→ **EXERCISE DETAILS**:
Using the knee replacement case text, answer these:
(a) How long was each of the two implantation times?
(b) What was the patient's BMI at the primary surgery and at the second revision?
(c) Besides a further soft tissue release, what did the first revision surgery require?

** TEXT SHOWN follows **

We have presented an unusual case, where a TKR implanted by an experienced surgeon fractured twice across two short implantation times at the same location within a moderately cross-linked polyethylene tibial insert. In both cases, the implants appeared well positioned, with good soft tissue balance at the time of the operation. However, at the time of the first revision surgery, there was evident soft tissue changes that required a further soft tissue release and the use of a thicker tibial insert, suggesting that the soft tissue may have become unbalanced over time. Some of these changes could also have occurred after the polyethylene fractured. In both cases, the relatively short implantation times (16 months and 11 months) suggest an unusual loading pattern may have occurred, rather than fatigue over a great number of loading cycles. No specific event (e.g. trauma or a fall) was reported by the patient to have preceded either polyethylene fracture. The patient did not take part in any unusual high demand activities outside of daily living. The patient would be classified as severely to very severely obese based on their BMI, which increased from 36.7 kg/m2 at the primary surgery to 40.3 kg/m2 at the time of the second revision; as such, this load could also be a factor.

** End of TEXT SHOWN **
** THE DATA follows **

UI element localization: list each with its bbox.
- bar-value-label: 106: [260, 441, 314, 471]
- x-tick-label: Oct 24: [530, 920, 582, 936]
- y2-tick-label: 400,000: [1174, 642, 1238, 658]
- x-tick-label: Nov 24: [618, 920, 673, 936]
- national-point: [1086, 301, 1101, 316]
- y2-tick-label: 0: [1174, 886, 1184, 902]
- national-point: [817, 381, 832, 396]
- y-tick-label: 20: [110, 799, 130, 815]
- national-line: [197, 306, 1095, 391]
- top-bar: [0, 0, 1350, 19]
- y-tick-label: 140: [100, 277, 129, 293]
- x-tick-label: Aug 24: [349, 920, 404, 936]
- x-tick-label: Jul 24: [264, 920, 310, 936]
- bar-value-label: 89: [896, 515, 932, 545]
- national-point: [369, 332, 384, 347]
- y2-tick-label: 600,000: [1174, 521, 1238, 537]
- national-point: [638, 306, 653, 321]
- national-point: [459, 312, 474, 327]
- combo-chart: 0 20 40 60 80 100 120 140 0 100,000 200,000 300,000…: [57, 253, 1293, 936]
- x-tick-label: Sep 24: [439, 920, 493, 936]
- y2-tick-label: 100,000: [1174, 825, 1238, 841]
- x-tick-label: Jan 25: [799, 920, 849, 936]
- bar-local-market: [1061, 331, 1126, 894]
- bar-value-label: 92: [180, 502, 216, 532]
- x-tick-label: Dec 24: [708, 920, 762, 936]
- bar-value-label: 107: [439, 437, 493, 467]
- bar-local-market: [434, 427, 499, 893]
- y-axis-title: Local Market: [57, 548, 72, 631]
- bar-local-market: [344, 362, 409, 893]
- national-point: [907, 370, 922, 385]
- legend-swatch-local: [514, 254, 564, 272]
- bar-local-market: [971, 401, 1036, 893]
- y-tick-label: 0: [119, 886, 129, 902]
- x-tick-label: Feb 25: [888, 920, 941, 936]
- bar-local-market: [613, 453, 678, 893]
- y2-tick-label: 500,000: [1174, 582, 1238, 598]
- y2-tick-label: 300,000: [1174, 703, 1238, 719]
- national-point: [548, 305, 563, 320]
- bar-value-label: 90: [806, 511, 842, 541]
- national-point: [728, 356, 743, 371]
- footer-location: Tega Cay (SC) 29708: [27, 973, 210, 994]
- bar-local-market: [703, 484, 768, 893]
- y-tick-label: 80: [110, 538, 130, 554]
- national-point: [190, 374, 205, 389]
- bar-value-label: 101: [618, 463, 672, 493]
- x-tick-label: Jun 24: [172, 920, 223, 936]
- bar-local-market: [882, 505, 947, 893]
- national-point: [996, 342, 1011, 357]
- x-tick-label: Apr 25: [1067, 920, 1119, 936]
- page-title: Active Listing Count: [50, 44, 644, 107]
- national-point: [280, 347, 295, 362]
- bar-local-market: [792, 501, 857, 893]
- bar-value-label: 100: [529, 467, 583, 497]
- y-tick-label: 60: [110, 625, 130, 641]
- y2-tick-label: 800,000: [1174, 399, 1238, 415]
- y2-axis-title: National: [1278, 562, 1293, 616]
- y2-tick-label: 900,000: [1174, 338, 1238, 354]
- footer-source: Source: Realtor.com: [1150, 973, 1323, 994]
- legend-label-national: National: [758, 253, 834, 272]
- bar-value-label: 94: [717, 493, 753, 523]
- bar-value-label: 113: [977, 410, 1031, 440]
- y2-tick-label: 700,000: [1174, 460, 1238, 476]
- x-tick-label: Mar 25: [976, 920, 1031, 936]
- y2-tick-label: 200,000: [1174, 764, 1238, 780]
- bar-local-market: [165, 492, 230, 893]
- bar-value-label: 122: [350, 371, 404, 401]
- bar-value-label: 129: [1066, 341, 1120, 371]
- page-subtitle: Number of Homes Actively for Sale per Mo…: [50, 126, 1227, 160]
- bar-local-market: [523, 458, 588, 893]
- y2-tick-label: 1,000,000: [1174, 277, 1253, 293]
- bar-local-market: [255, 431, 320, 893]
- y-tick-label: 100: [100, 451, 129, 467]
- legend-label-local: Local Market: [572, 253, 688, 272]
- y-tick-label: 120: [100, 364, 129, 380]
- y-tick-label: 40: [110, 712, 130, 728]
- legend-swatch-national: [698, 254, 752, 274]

** End of THE DATA **

→ **RESULT**:
(a) 16 months and 11 months.
(b) 36.7 kg/m2 at the primary surgery and 40.3 kg/m2 at the second revision.
(c) A thicker tibial insert.